Element boundary entries
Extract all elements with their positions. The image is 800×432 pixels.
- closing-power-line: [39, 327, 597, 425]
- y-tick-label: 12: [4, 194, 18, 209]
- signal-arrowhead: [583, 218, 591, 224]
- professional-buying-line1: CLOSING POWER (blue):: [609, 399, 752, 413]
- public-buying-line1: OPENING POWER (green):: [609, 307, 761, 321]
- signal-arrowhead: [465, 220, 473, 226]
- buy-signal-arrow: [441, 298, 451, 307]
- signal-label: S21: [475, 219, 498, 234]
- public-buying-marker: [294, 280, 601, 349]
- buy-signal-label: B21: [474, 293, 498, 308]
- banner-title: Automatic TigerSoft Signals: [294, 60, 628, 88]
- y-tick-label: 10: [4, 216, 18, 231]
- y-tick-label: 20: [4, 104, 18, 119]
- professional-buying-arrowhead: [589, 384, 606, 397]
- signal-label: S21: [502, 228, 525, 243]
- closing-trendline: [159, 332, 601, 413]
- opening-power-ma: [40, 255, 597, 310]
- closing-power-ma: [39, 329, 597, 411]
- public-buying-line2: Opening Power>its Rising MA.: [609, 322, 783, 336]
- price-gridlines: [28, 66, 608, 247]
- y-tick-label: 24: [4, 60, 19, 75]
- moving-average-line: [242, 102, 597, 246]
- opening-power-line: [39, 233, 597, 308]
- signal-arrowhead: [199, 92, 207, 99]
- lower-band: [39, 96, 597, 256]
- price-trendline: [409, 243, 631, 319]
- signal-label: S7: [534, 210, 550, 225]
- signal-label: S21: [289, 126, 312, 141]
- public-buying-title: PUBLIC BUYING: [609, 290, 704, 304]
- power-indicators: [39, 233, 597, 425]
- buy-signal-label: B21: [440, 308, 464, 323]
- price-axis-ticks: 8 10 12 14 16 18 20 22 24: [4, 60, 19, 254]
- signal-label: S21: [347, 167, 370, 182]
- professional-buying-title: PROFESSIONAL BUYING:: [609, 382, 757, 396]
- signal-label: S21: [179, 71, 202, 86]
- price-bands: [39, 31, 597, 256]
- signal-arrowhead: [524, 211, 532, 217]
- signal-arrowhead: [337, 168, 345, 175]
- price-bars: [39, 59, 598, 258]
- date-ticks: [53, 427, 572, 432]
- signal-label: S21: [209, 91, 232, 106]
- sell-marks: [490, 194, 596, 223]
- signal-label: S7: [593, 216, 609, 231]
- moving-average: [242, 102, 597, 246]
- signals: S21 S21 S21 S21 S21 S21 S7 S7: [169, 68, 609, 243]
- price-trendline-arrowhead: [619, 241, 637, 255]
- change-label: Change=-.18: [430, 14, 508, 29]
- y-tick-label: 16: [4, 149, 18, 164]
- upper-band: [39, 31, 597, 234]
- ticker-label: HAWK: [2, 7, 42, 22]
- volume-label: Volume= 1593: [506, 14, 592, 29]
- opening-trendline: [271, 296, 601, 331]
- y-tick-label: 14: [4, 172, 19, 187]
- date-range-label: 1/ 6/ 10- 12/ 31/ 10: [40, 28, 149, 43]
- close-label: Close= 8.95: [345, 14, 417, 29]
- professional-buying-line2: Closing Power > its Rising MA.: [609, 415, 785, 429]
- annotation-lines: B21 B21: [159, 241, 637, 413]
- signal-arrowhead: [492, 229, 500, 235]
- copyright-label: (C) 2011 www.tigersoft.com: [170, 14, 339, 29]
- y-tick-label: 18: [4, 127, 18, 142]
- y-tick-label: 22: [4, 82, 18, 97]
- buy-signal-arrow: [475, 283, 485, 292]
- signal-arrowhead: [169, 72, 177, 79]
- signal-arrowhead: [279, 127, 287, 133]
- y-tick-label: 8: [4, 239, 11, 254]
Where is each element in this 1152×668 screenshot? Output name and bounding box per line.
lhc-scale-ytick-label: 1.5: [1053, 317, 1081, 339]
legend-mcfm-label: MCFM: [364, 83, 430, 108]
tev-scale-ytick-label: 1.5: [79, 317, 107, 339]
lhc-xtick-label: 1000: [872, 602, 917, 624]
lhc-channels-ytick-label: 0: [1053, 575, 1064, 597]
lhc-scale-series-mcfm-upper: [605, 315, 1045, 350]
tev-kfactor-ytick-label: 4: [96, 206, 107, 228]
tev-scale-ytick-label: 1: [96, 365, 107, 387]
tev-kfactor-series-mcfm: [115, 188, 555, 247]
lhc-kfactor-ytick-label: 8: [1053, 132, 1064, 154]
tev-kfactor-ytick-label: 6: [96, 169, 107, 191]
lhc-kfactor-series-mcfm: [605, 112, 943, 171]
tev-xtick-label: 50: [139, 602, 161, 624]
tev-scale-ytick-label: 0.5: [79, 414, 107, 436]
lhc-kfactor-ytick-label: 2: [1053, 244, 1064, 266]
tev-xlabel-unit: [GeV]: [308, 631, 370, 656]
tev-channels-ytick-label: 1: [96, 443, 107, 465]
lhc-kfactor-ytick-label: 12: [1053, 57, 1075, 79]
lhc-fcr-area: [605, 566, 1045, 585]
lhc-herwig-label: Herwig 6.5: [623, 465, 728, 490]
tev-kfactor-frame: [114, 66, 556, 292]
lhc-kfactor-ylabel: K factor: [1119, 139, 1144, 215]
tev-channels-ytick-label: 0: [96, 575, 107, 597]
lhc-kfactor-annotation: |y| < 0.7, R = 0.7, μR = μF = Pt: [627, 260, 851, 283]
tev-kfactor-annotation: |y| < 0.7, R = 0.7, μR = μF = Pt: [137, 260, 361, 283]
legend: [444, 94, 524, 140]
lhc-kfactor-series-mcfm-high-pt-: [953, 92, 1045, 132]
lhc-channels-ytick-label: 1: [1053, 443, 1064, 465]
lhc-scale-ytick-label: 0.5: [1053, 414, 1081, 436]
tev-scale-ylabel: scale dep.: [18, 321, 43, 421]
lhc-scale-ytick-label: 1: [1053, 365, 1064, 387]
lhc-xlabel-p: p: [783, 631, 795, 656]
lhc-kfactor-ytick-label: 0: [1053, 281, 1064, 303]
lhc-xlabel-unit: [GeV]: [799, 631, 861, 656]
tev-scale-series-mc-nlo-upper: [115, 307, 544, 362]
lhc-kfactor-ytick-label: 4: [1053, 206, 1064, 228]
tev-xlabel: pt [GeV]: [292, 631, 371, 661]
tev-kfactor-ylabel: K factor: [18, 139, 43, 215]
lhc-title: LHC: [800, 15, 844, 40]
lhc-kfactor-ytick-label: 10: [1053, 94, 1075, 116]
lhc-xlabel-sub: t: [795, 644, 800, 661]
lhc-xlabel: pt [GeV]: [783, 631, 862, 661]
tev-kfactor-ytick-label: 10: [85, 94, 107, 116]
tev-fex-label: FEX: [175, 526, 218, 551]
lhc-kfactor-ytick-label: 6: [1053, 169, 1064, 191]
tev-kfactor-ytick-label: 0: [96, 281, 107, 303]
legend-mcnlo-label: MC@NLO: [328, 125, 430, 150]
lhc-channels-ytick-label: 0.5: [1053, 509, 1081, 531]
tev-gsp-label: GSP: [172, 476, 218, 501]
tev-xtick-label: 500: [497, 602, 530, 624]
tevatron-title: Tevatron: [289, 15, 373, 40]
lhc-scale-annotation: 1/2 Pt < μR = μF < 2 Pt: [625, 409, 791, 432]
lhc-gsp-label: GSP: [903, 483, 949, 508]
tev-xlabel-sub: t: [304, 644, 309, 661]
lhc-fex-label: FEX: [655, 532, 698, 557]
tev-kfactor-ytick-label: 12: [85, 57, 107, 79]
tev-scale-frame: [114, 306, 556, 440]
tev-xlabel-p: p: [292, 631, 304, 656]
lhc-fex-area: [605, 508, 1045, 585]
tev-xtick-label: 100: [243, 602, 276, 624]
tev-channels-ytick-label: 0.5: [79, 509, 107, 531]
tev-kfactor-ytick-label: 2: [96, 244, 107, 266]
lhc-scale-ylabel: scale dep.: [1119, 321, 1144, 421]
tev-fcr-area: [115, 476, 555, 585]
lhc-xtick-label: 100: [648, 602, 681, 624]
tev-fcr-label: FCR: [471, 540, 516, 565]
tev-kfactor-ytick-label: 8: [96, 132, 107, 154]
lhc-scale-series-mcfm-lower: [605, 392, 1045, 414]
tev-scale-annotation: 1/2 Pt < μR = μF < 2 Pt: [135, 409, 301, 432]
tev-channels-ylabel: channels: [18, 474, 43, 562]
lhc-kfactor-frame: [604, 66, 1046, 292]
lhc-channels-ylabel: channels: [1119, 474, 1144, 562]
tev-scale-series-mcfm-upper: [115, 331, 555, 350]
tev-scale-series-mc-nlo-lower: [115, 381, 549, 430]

**Work to do:** Copy out the entries again from the first line up to and including the line that contains "- price-trendline: [409, 243, 631, 319]".

**Solution to this exercise:**
Extract all elements with their positions. The image is 800×432 pixels.
- closing-power-line: [39, 327, 597, 425]
- y-tick-label: 12: [4, 194, 18, 209]
- signal-arrowhead: [583, 218, 591, 224]
- professional-buying-line1: CLOSING POWER (blue):: [609, 399, 752, 413]
- public-buying-line1: OPENING POWER (green):: [609, 307, 761, 321]
- signal-arrowhead: [465, 220, 473, 226]
- buy-signal-arrow: [441, 298, 451, 307]
- signal-label: S21: [475, 219, 498, 234]
- public-buying-marker: [294, 280, 601, 349]
- buy-signal-label: B21: [474, 293, 498, 308]
- banner-title: Automatic TigerSoft Signals: [294, 60, 628, 88]
- y-tick-label: 10: [4, 216, 18, 231]
- y-tick-label: 20: [4, 104, 18, 119]
- professional-buying-arrowhead: [589, 384, 606, 397]
- signal-label: S21: [502, 228, 525, 243]
- closing-trendline: [159, 332, 601, 413]
- opening-power-ma: [40, 255, 597, 310]
- closing-power-ma: [39, 329, 597, 411]
- public-buying-line2: Opening Power>its Rising MA.: [609, 322, 783, 336]
- price-gridlines: [28, 66, 608, 247]
- y-tick-label: 24: [4, 60, 19, 75]
- moving-average-line: [242, 102, 597, 246]
- opening-power-line: [39, 233, 597, 308]
- signal-arrowhead: [199, 92, 207, 99]
- lower-band: [39, 96, 597, 256]
- price-trendline: [409, 243, 631, 319]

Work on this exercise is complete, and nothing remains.